### WHAT YOU ARE ASKED TO DO
What is needed is the full set of records, word for word, with no pictures.
═══ MATERIAL PROVIDED
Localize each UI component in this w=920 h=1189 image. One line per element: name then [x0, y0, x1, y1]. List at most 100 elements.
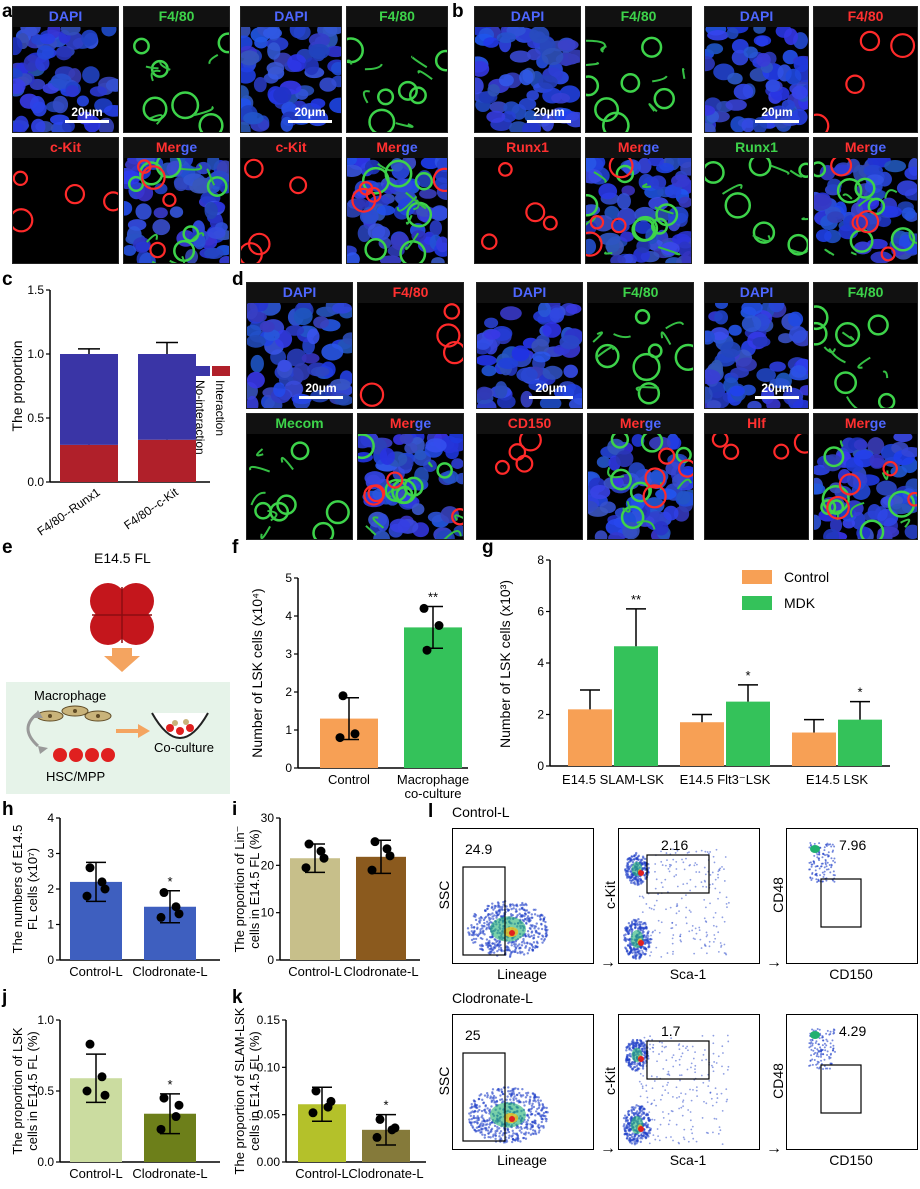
data-point — [434, 621, 444, 630]
data-point — [159, 888, 169, 898]
d2-merge: Merge — [587, 413, 694, 540]
y-tick-label: 0 — [47, 953, 54, 967]
y-tick-label: 0.0 — [27, 475, 44, 489]
y-tick-label: 0.00 — [257, 1155, 281, 1169]
data-point — [100, 884, 110, 894]
channel-label: DAPI — [282, 284, 317, 300]
chart-j: 0.0 0.5 1.0 Control-L * Clodronate-L The propo… — [10, 1013, 220, 1181]
flow-y-label: CD48 — [770, 877, 786, 913]
channel-label: F4/80 — [379, 8, 415, 24]
channel-label: F4/80 — [158, 8, 195, 24]
data-point — [422, 645, 432, 655]
d2-marker: F4/80 — [587, 282, 694, 409]
hsc-label: HSC/MPP — [46, 769, 106, 784]
y-tick-label: 20 — [261, 858, 275, 872]
a2-marker: F4/80 — [346, 6, 448, 133]
flow-plot-1: 25 — [452, 1014, 594, 1150]
flow-plot-3: 7.96 — [786, 828, 918, 964]
flow-plot-2: 1.7 — [618, 1014, 760, 1150]
y-tick-label: 0 — [285, 761, 292, 775]
y-tick-label: 0.05 — [257, 1108, 281, 1122]
bar-mdk — [614, 646, 658, 766]
coculture-label: Co-culture — [154, 740, 214, 755]
panel-letter-j: j — [2, 987, 8, 1008]
b1-dapi: DAPI — [474, 6, 581, 133]
channel-label: Mecom — [275, 415, 324, 431]
y-tick-label: 1.0 — [27, 347, 44, 361]
bar-control — [568, 709, 612, 766]
y-tick-label: 0.10 — [257, 1060, 281, 1074]
bar-no-interaction — [138, 354, 196, 440]
gate-value: 24.9 — [465, 841, 493, 857]
b1-merge: Merge — [585, 137, 692, 264]
data-point — [382, 844, 392, 854]
data-point — [367, 865, 377, 875]
data-point — [311, 1086, 321, 1096]
a2-merge: Merge — [346, 137, 448, 264]
y-tick-label: 4 — [285, 609, 292, 623]
y-tick-label: 10 — [261, 906, 275, 920]
panel-letter-b: b — [452, 1, 464, 22]
y-tick-label: 2 — [537, 708, 544, 722]
gate-value: 4.29 — [839, 1023, 867, 1039]
channel-label: c-Kit — [49, 139, 82, 155]
a2-dapi: DAPI — [240, 6, 342, 133]
x-tick-label: E14.5 Flt3⁻LSK — [680, 772, 771, 787]
b2-dapi: DAPI — [704, 6, 809, 133]
panel-letter-l: l — [428, 801, 434, 822]
data-point — [82, 1086, 92, 1096]
x-tick-label: F4/80--c-Kit — [121, 485, 181, 533]
data-point — [82, 891, 92, 901]
d1-marker: F4/80 — [357, 282, 464, 409]
flow-x-label: Lineage — [497, 966, 547, 982]
x-tick-label: F4/80--Runx1 — [35, 485, 103, 539]
channel-label: DAPI — [739, 8, 774, 24]
bar-control — [792, 732, 836, 766]
flow-y-label: c-Kit — [602, 881, 618, 909]
a1-merge: Merge — [123, 137, 230, 264]
data-point — [390, 1123, 400, 1133]
channel-label: Merge — [617, 139, 660, 155]
flow-y-label: SSC — [436, 1066, 452, 1096]
y-tick-label: 1 — [285, 723, 292, 737]
x-tick-label: Clodronate-L — [132, 1166, 207, 1181]
bar-interaction — [60, 444, 118, 482]
y-axis-label: Number of LSK cells (x10³) — [497, 580, 513, 748]
y-axis-label: The numbers of E14.5 — [10, 825, 25, 954]
y-tick-label: 8 — [537, 553, 544, 567]
x-tick-label: co-culture — [404, 786, 461, 800]
flow-x-label: Lineage — [497, 1152, 547, 1168]
flow-plot-3: 4.29 — [786, 1014, 918, 1150]
chart-i: 0 10 20 30 Control-L Clodronate-L The proporti… — [232, 811, 420, 979]
arrow-icon: → — [766, 1140, 782, 1157]
channel-label: DAPI — [48, 8, 83, 24]
arrow-icon: → — [600, 954, 616, 971]
a1-marker2: c-Kit — [12, 137, 119, 264]
chart-k: 0.00 0.05 0.10 0.15 Control-L * Clodronate-L Th… — [232, 1007, 426, 1181]
d1-merge: Merge — [357, 413, 464, 540]
y-tick-label: 0.0 — [37, 1155, 54, 1169]
panel-letter-a: a — [2, 1, 13, 22]
chart-g: 0 2 4 6 8 ** E14.5 SLAM-LSK * E14.5 Flt3⁻LSK * E14… — [497, 553, 890, 787]
x-tick-label: Control-L — [288, 964, 341, 979]
y-tick-label: 2 — [285, 685, 292, 699]
y-tick-label: 5 — [285, 571, 292, 585]
y-axis-label: cells in E14.5 FL (%) — [247, 829, 262, 948]
x-tick-label: Control-L — [69, 1166, 122, 1181]
y-axis-label: The proportion of LSK — [10, 1027, 25, 1155]
channel-label: F4/80 — [847, 284, 884, 300]
y-axis-label: cells in E14.5 FL (%) — [247, 1031, 262, 1150]
channel-label: Merge — [389, 415, 432, 431]
data-point — [156, 912, 166, 922]
data-point — [319, 853, 329, 863]
bar-1 — [404, 627, 462, 768]
panel-letter-c: c — [2, 269, 13, 290]
x-tick-label: Control — [328, 772, 370, 787]
channel-label: DAPI — [274, 8, 308, 24]
legend-label: Interaction — [213, 380, 227, 436]
flow-y-label: SSC — [436, 880, 452, 910]
x-tick-label: E14.5 SLAM-LSK — [562, 772, 664, 787]
arrow-icon: → — [766, 954, 782, 971]
data-point — [316, 846, 326, 856]
scale-bar: 20μm — [299, 381, 343, 399]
══════
### RESULT FOR THIS TASK
Localize each UI component in this w=920 h=1189 image. One line per element: name then [x0, y0, x1, y1]. List at most 100 elements.
data-point — [434, 621, 444, 630]
data-point — [159, 888, 169, 898]
d2-merge: Merge — [587, 413, 694, 540]
y-tick-label: 0 — [47, 953, 54, 967]
y-tick-label: 0.0 — [27, 475, 44, 489]
y-tick-label: 0.00 — [257, 1155, 281, 1169]
data-point — [100, 884, 110, 894]
channel-label: DAPI — [282, 284, 317, 300]
chart-j: 0.0 0.5 1.0 Control-L * Clodronate-L The propo… — [10, 1013, 220, 1181]
flow-y-label: CD48 — [770, 877, 786, 913]
channel-label: F4/80 — [379, 8, 415, 24]
channel-label: F4/80 — [158, 8, 195, 24]
data-point — [422, 645, 432, 655]
d2-marker: F4/80 — [587, 282, 694, 409]
hsc-label: HSC/MPP — [46, 769, 106, 784]
y-tick-label: 20 — [261, 858, 275, 872]
a2-marker: F4/80 — [346, 6, 448, 133]
flow-plot-1: 25 — [452, 1014, 594, 1150]
flow-plot-3: 7.96 — [786, 828, 918, 964]
flow-plot-2: 1.7 — [618, 1014, 760, 1150]
y-tick-label: 0 — [285, 761, 292, 775]
y-tick-label: 0.05 — [257, 1108, 281, 1122]
bar-mdk — [614, 646, 658, 766]
coculture-label: Co-culture — [154, 740, 214, 755]
panel-letter-j: j — [2, 987, 8, 1008]
b1-dapi: DAPI — [474, 6, 581, 133]
channel-label: Mecom — [275, 415, 324, 431]
y-tick-label: 1.0 — [27, 347, 44, 361]
bar-control — [568, 709, 612, 766]
y-tick-label: 0.10 — [257, 1060, 281, 1074]
bar-no-interaction — [138, 354, 196, 440]
gate-value: 24.9 — [465, 841, 493, 857]
b1-merge: Merge — [585, 137, 692, 264]
data-point — [382, 844, 392, 854]
data-point — [367, 865, 377, 875]
data-point — [311, 1086, 321, 1096]
a2-merge: Merge — [346, 137, 448, 264]
y-tick-label: 4 — [285, 609, 292, 623]
y-tick-label: 10 — [261, 906, 275, 920]
panel-letter-b: b — [452, 1, 464, 22]
y-tick-label: 2 — [537, 708, 544, 722]
gate-value: 4.29 — [839, 1023, 867, 1039]
channel-label: c-Kit — [49, 139, 82, 155]
a2-dapi: DAPI — [240, 6, 342, 133]
x-tick-label: E14.5 Flt3⁻LSK — [680, 772, 771, 787]
b2-dapi: DAPI — [704, 6, 809, 133]
panel-letter-l: l — [428, 801, 434, 822]
data-point — [82, 1086, 92, 1096]
x-tick-label: F4/80--c-Kit — [121, 485, 181, 533]
data-point — [82, 891, 92, 901]
d1-marker: F4/80 — [357, 282, 464, 409]
flow-x-label: Lineage — [497, 966, 547, 982]
x-tick-label: F4/80--Runx1 — [35, 485, 103, 539]
channel-label: DAPI — [739, 8, 774, 24]
bar-control — [792, 732, 836, 766]
flow-y-label: c-Kit — [602, 881, 618, 909]
a1-merge: Merge — [123, 137, 230, 264]
data-point — [390, 1123, 400, 1133]
channel-label: Merge — [617, 139, 660, 155]
flow-y-label: SSC — [436, 1066, 452, 1096]
y-tick-label: 1 — [285, 723, 292, 737]
x-tick-label: Clodronate-L — [132, 1166, 207, 1181]
bar-interaction — [60, 444, 118, 482]
y-axis-label: Number of LSK cells (x10³) — [497, 580, 513, 748]
y-axis-label: The numbers of E14.5 — [10, 825, 25, 954]
y-tick-label: 8 — [537, 553, 544, 567]
x-tick-label: co-culture — [404, 786, 461, 800]
flow-x-label: Lineage — [497, 1152, 547, 1168]
flow-plot-3: 4.29 — [786, 1014, 918, 1150]
chart-i: 0 10 20 30 Control-L Clodronate-L The proporti… — [232, 811, 420, 979]
arrow-icon: → — [766, 1140, 782, 1157]
channel-label: DAPI — [48, 8, 83, 24]
arrow-icon: → — [600, 954, 616, 971]
a1-marker2: c-Kit — [12, 137, 119, 264]
chart-k: 0.00 0.05 0.10 0.15 Control-L * Clodronate-L Th… — [232, 1007, 426, 1181]
d1-merge: Merge — [357, 413, 464, 540]
y-tick-label: 0.0 — [37, 1155, 54, 1169]
panel-letter-a: a — [2, 1, 13, 22]
chart-g: 0 2 4 6 8 ** E14.5 SLAM-LSK * E14.5 Flt3⁻LSK * E14… — [497, 553, 890, 787]
x-tick-label: Control-L — [288, 964, 341, 979]
y-tick-label: 2 — [285, 685, 292, 699]
y-tick-label: 5 — [285, 571, 292, 585]
y-axis-label: cells in E14.5 FL (%) — [247, 829, 262, 948]
x-tick-label: Control-L — [69, 1166, 122, 1181]
y-axis-label: The proportion of LSK — [10, 1027, 25, 1155]
channel-label: F4/80 — [847, 284, 884, 300]
y-axis-label: cells in E14.5 FL (%) — [247, 1031, 262, 1150]
channel-label: Merge — [389, 415, 432, 431]
data-point — [156, 912, 166, 922]
data-point — [319, 853, 329, 863]
bar-1 — [404, 627, 462, 768]
panel-letter-c: c — [2, 269, 13, 290]
x-tick-label: Control — [328, 772, 370, 787]
channel-label: DAPI — [274, 8, 308, 24]
legend-label: Interaction — [213, 380, 227, 436]
flow-y-label: SSC — [436, 880, 452, 910]
x-tick-label: E14.5 SLAM-LSK — [562, 772, 664, 787]
arrow-icon: → — [766, 954, 782, 971]
data-point — [316, 846, 326, 856]
scale-bar: 20μm — [299, 381, 343, 399]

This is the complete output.